● Directions for this task: What do the lines say from the one containing "Read this page and output its text content." to the end of the records? Restate them word for word, and only those.
──────── Given entries
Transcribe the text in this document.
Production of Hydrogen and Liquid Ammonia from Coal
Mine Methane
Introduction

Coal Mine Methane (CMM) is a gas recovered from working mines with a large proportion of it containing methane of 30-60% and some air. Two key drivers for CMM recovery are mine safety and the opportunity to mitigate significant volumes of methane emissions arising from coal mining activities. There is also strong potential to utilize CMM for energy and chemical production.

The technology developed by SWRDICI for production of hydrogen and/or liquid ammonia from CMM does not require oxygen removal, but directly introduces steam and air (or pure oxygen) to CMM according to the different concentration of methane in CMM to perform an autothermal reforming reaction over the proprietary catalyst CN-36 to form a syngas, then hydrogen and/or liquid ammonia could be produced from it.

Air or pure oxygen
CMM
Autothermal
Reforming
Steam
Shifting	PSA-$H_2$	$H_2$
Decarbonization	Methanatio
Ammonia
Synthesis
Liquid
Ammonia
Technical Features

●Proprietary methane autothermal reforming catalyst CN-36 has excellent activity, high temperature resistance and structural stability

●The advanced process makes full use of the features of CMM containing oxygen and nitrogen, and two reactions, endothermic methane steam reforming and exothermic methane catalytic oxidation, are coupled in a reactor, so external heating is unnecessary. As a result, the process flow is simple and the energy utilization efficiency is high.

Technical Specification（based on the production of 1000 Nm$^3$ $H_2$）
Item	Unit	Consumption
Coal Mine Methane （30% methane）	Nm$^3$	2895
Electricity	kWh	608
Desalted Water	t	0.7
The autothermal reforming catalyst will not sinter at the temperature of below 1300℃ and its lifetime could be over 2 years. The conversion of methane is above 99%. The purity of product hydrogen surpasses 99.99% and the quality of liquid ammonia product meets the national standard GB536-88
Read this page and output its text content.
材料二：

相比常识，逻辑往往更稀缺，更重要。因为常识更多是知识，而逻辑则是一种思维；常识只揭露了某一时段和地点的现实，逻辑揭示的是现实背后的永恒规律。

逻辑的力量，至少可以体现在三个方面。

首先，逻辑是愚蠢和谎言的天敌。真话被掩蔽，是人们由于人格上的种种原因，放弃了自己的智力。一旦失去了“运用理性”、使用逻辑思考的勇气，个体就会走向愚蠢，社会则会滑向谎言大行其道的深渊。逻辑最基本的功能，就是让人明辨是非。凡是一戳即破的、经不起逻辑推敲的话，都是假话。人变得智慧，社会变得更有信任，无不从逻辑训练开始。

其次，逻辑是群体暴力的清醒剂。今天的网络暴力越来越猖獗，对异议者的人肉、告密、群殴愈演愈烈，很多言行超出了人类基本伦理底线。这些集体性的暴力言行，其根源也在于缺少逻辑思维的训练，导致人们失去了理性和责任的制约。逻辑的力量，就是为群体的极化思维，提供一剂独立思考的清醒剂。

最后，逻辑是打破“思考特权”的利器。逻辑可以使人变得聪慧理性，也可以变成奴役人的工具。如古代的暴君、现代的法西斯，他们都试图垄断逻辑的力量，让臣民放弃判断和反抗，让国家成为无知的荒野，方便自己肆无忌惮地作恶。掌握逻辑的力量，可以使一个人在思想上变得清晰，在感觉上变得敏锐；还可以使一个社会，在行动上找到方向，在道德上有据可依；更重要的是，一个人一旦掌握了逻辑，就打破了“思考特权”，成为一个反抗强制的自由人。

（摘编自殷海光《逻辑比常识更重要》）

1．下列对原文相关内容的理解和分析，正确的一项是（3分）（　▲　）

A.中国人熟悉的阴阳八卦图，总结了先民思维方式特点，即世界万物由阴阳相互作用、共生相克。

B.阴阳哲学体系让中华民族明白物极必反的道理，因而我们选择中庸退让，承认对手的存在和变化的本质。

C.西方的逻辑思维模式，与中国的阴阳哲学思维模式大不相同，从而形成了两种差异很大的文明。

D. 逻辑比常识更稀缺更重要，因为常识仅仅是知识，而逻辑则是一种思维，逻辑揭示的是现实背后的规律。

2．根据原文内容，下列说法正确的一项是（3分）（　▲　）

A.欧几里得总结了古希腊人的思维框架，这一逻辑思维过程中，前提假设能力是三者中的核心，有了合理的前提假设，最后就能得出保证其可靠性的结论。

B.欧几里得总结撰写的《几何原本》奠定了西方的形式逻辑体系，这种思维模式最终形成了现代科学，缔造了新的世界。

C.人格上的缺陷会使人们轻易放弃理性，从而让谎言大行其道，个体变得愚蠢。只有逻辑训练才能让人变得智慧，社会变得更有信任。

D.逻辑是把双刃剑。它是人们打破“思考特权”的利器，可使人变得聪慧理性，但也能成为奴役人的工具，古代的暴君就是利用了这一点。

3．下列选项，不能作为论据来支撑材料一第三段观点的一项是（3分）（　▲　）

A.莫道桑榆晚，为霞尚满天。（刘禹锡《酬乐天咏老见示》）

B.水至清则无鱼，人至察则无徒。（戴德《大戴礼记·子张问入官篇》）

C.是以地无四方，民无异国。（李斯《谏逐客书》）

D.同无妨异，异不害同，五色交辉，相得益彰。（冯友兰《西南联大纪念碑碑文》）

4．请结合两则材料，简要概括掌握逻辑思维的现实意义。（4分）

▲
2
────────────────
● Task output:
Read this page and output its text content.
材料二：

相比常识，逻辑往往更稀缺，更重要。因为常识更多是知识，而逻辑则是一种思维；常识只揭露了某一时段和地点的现实，逻辑揭示的是现实背后的永恒规律。

逻辑的力量，至少可以体现在三个方面。

首先，逻辑是愚蠢和谎言的天敌。真话被掩蔽，是人们由于人格上的种种原因，放弃了自己的智力。一旦失去了“运用理性”、使用逻辑思考的勇气，个体就会走向愚蠢，社会则会滑向谎言大行其道的深渊。逻辑最基本的功能，就是让人明辨是非。凡是一戳即破的、经不起逻辑推敲的话，都是假话。人变得智慧，社会变得更有信任，无不从逻辑训练开始。

其次，逻辑是群体暴力的清醒剂。今天的网络暴力越来越猖獗，对异议者的人肉、告密、群殴愈演愈烈，很多言行超出了人类基本伦理底线。这些集体性的暴力言行，其根源也在于缺少逻辑思维的训练，导致人们失去了理性和责任的制约。逻辑的力量，就是为群体的极化思维，提供一剂独立思考的清醒剂。

最后，逻辑是打破“思考特权”的利器。逻辑可以使人变得聪慧理性，也可以变成奴役人的工具。如古代的暴君、现代的法西斯，他们都试图垄断逻辑的力量，让臣民放弃判断和反抗，让国家成为无知的荒野，方便自己肆无忌惮地作恶。掌握逻辑的力量，可以使一个人在思想上变得清晰，在感觉上变得敏锐；还可以使一个社会，在行动上找到方向，在道德上有据可依；更重要的是，一个人一旦掌握了逻辑，就打破了“思考特权”，成为一个反抗强制的自由人。

（摘编自殷海光《逻辑比常识更重要》）

1．下列对原文相关内容的理解和分析，正确的一项是（3分）（　▲　）

A.中国人熟悉的阴阳八卦图，总结了先民思维方式特点，即世界万物由阴阳相互作用、共生相克。

B.阴阳哲学体系让中华民族明白物极必反的道理，因而我们选择中庸退让，承认对手的存在和变化的本质。

C.西方的逻辑思维模式，与中国的阴阳哲学思维模式大不相同，从而形成了两种差异很大的文明。

D. 逻辑比常识更稀缺更重要，因为常识仅仅是知识，而逻辑则是一种思维，逻辑揭示的是现实背后的规律。

2．根据原文内容，下列说法正确的一项是（3分）（　▲　）

A.欧几里得总结了古希腊人的思维框架，这一逻辑思维过程中，前提假设能力是三者中的核心，有了合理的前提假设，最后就能得出保证其可靠性的结论。

B.欧几里得总结撰写的《几何原本》奠定了西方的形式逻辑体系，这种思维模式最终形成了现代科学，缔造了新的世界。

C.人格上的缺陷会使人们轻易放弃理性，从而让谎言大行其道，个体变得愚蠢。只有逻辑训练才能让人变得智慧，社会变得更有信任。

D.逻辑是把双刃剑。它是人们打破“思考特权”的利器，可使人变得聪慧理性，但也能成为奴役人的工具，古代的暴君就是利用了这一点。

3．下列选项，不能作为论据来支撑材料一第三段观点的一项是（3分）（　▲　）

A.莫道桑榆晚，为霞尚满天。（刘禹锡《酬乐天咏老见示》）

B.水至清则无鱼，人至察则无徒。（戴德《大戴礼记·子张问入官篇》）

C.是以地无四方，民无异国。（李斯《谏逐客书》）

D.同无妨异，异不害同，五色交辉，相得益彰。（冯友兰《西南联大纪念碑碑文》）

4．请结合两则材料，简要概括掌握逻辑思维的现实意义。（4分）

▲
2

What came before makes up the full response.